_Material provided_.
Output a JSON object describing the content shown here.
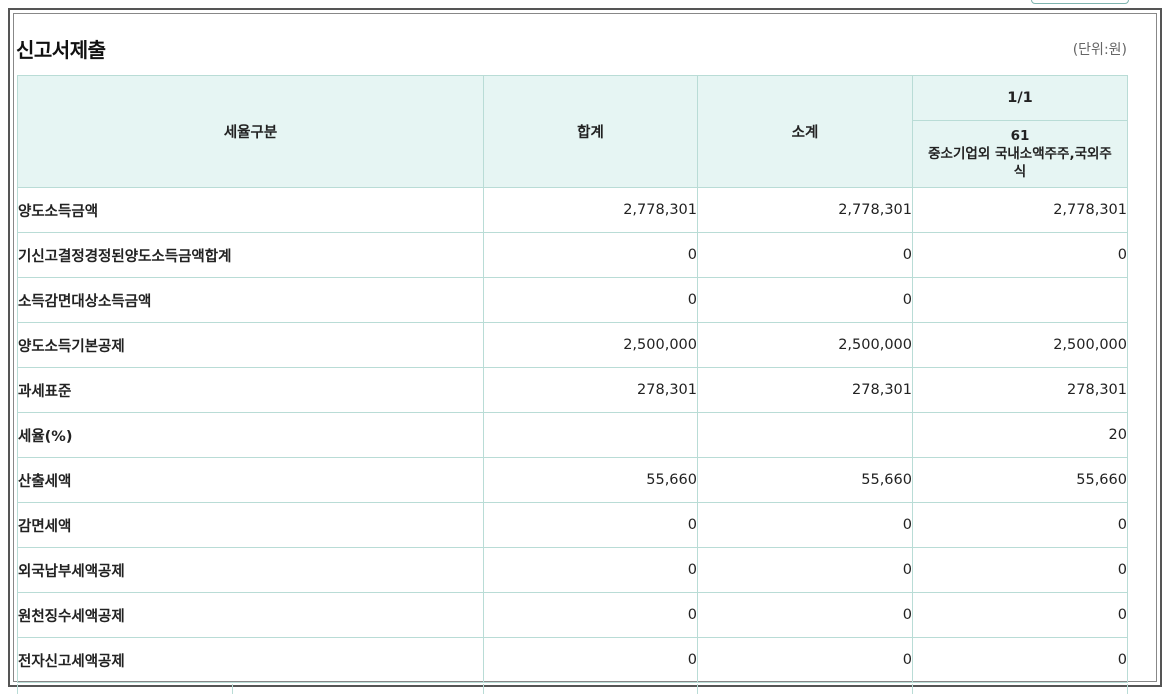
{
  "page": {
    "title": "신고서제출",
    "unit": "(단위:원)"
  },
  "table": {
    "headers": {
      "category": "세율구분",
      "total": "합계",
      "subtotal": "소계",
      "page": "1/1",
      "code": "61",
      "code_desc": "중소기업외 국내소액주주,국외주식"
    },
    "rows": [
      {
        "label": "양도소득금액",
        "total": "2,778,301",
        "subtotal": "2,778,301",
        "c1": "2,778,301"
      },
      {
        "label": "기신고결정경정된양도소득금액합계",
        "total": "0",
        "subtotal": "0",
        "c1": "0"
      },
      {
        "label": "소득감면대상소득금액",
        "total": "0",
        "subtotal": "0",
        "c1": ""
      },
      {
        "label": "양도소득기본공제",
        "total": "2,500,000",
        "subtotal": "2,500,000",
        "c1": "2,500,000"
      },
      {
        "label": "과세표준",
        "total": "278,301",
        "subtotal": "278,301",
        "c1": "278,301"
      },
      {
        "label": "세율(%)",
        "total": "",
        "subtotal": "",
        "c1": "20"
      },
      {
        "label": "산출세액",
        "total": "55,660",
        "subtotal": "55,660",
        "c1": "55,660"
      },
      {
        "label": "감면세액",
        "total": "0",
        "subtotal": "0",
        "c1": "0"
      },
      {
        "label": "외국납부세액공제",
        "total": "0",
        "subtotal": "0",
        "c1": "0"
      },
      {
        "label": "원천징수세액공제",
        "total": "0",
        "subtotal": "0",
        "c1": "0"
      },
      {
        "label": "전자신고세액공제",
        "total": "0",
        "subtotal": "0",
        "c1": "0"
      }
    ]
  }
}
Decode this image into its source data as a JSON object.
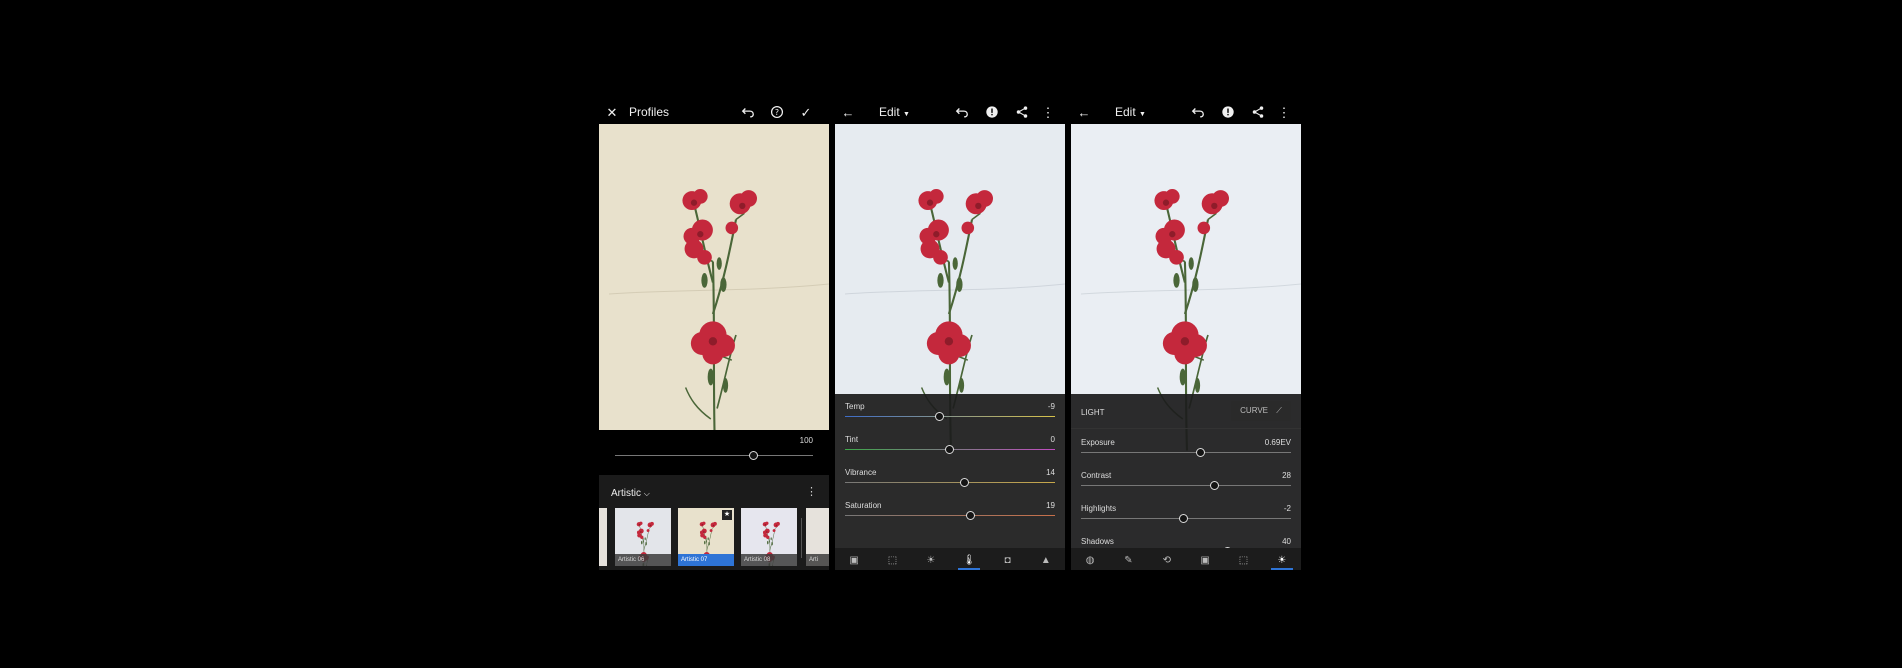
{
  "panel1": {
    "title": "Profiles",
    "amount_value": "100",
    "amount_fraction": 0.7,
    "category": "Artistic",
    "thumbnails": [
      {
        "label": "Artistic 06",
        "selected": false,
        "favorite": false
      },
      {
        "label": "Artistic 07",
        "selected": true,
        "favorite": true
      },
      {
        "label": "Artistic 08",
        "selected": false,
        "favorite": false
      },
      {
        "label": "Arti",
        "selected": false,
        "favorite": false
      }
    ],
    "icons": [
      "close-icon",
      "undo-icon",
      "help-icon",
      "check-icon"
    ]
  },
  "panel2": {
    "title": "Edit",
    "sliders": [
      {
        "label": "Temp",
        "value": "-9",
        "fraction": 0.45,
        "gradient": "linear-gradient(90deg,#3d6cc8,#d7c24a)"
      },
      {
        "label": "Tint",
        "value": "0",
        "fraction": 0.5,
        "gradient": "linear-gradient(90deg,#3da84a,#c04cc0)"
      },
      {
        "label": "Vibrance",
        "value": "14",
        "fraction": 0.57,
        "gradient": "linear-gradient(90deg,#777,#c8a84a)"
      },
      {
        "label": "Saturation",
        "value": "19",
        "fraction": 0.6,
        "gradient": "linear-gradient(90deg,#777,#c8704a)"
      }
    ],
    "icons": [
      "back-arrow-icon",
      "undo-icon",
      "alert-icon",
      "share-icon",
      "more-vertical-icon"
    ],
    "bottom_icons": [
      "presets-icon",
      "auto-icon",
      "light-icon",
      "color-icon",
      "effects-icon",
      "detail-icon"
    ],
    "active_tool": 3
  },
  "panel3": {
    "title": "Edit",
    "section": "LIGHT",
    "curve_label": "CURVE",
    "sliders": [
      {
        "label": "Exposure",
        "value": "0.69EV",
        "fraction": 0.57
      },
      {
        "label": "Contrast",
        "value": "28",
        "fraction": 0.64
      },
      {
        "label": "Highlights",
        "value": "-2",
        "fraction": 0.49
      },
      {
        "label": "Shadows",
        "value": "40",
        "fraction": 0.7
      }
    ],
    "icons": [
      "back-arrow-icon",
      "undo-icon",
      "alert-icon",
      "share-icon",
      "more-vertical-icon"
    ],
    "bottom_icons": [
      "selective-icon",
      "healing-icon",
      "crop-icon",
      "presets-icon",
      "auto-icon",
      "light-icon"
    ],
    "active_tool": 5
  },
  "colors": {
    "accent": "#2e74d6",
    "warm_wall": "#e8e1cc",
    "cool_wall": "#e6ebf0",
    "petal": "#c4283c",
    "stem": "#4d6a3a"
  }
}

_What is expected_.
Return the material exactly as given, apart from the pictures.

_Full output_.
Output a JSON object describing the content shown here.
{
  "page": {
    "title": "신고서제출",
    "unit": "(단위:원)"
  },
  "table": {
    "headers": {
      "category": "세율구분",
      "total": "합계",
      "subtotal": "소계",
      "page": "1/1",
      "code": "61",
      "code_desc": "중소기업외 국내소액주주,국외주식"
    },
    "rows": [
      {
        "label": "양도소득금액",
        "total": "2,778,301",
        "subtotal": "2,778,301",
        "c1": "2,778,301"
      },
      {
        "label": "기신고결정경정된양도소득금액합계",
        "total": "0",
        "subtotal": "0",
        "c1": "0"
      },
      {
        "label": "소득감면대상소득금액",
        "total": "0",
        "subtotal": "0",
        "c1": ""
      },
      {
        "label": "양도소득기본공제",
        "total": "2,500,000",
        "subtotal": "2,500,000",
        "c1": "2,500,000"
      },
      {
        "label": "과세표준",
        "total": "278,301",
        "subtotal": "278,301",
        "c1": "278,301"
      },
      {
        "label": "세율(%)",
        "total": "",
        "subtotal": "",
        "c1": "20"
      },
      {
        "label": "산출세액",
        "total": "55,660",
        "subtotal": "55,660",
        "c1": "55,660"
      },
      {
        "label": "감면세액",
        "total": "0",
        "subtotal": "0",
        "c1": "0"
      },
      {
        "label": "외국납부세액공제",
        "total": "0",
        "subtotal": "0",
        "c1": "0"
      },
      {
        "label": "원천징수세액공제",
        "total": "0",
        "subtotal": "0",
        "c1": "0"
      },
      {
        "label": "전자신고세액공제",
        "total": "0",
        "subtotal": "0",
        "c1": "0"
      }
    ]
  }
}
Decode this image into its source data as a JSON object.
{
  "panel1": {
    "title": "Profiles",
    "amount_value": "100",
    "amount_fraction": 0.7,
    "category": "Artistic",
    "thumbnails": [
      {
        "label": "Artistic 06",
        "selected": false,
        "favorite": false
      },
      {
        "label": "Artistic 07",
        "selected": true,
        "favorite": true
      },
      {
        "label": "Artistic 08",
        "selected": false,
        "favorite": false
      },
      {
        "label": "Arti",
        "selected": false,
        "favorite": false
      }
    ],
    "icons": [
      "close-icon",
      "undo-icon",
      "help-icon",
      "check-icon"
    ]
  },
  "panel2": {
    "title": "Edit",
    "sliders": [
      {
        "label": "Temp",
        "value": "-9",
        "fraction": 0.45,
        "gradient": "linear-gradient(90deg,#3d6cc8,#d7c24a)"
      },
      {
        "label": "Tint",
        "value": "0",
        "fraction": 0.5,
        "gradient": "linear-gradient(90deg,#3da84a,#c04cc0)"
      },
      {
        "label": "Vibrance",
        "value": "14",
        "fraction": 0.57,
        "gradient": "linear-gradient(90deg,#777,#c8a84a)"
      },
      {
        "label": "Saturation",
        "value": "19",
        "fraction": 0.6,
        "gradient": "linear-gradient(90deg,#777,#c8704a)"
      }
    ],
    "icons": [
      "back-arrow-icon",
      "undo-icon",
      "alert-icon",
      "share-icon",
      "more-vertical-icon"
    ],
    "bottom_icons": [
      "presets-icon",
      "auto-icon",
      "light-icon",
      "color-icon",
      "effects-icon",
      "detail-icon"
    ],
    "active_tool": 3
  },
  "panel3": {
    "title": "Edit",
    "section": "LIGHT",
    "curve_label": "CURVE",
    "sliders": [
      {
        "label": "Exposure",
        "value": "0.69EV",
        "fraction": 0.57
      },
      {
        "label": "Contrast",
        "value": "28",
        "fraction": 0.64
      },
      {
        "label": "Highlights",
        "value": "-2",
        "fraction": 0.49
      },
      {
        "label": "Shadows",
        "value": "40",
        "fraction": 0.7
      }
    ],
    "icons": [
      "back-arrow-icon",
      "undo-icon",
      "alert-icon",
      "share-icon",
      "more-vertical-icon"
    ],
    "bottom_icons": [
      "selective-icon",
      "healing-icon",
      "crop-icon",
      "presets-icon",
      "auto-icon",
      "light-icon"
    ],
    "active_tool": 5
  },
  "colors": {
    "accent": "#2e74d6",
    "warm_wall": "#e8e1cc",
    "cool_wall": "#e6ebf0",
    "petal": "#c4283c",
    "stem": "#4d6a3a"
  }
}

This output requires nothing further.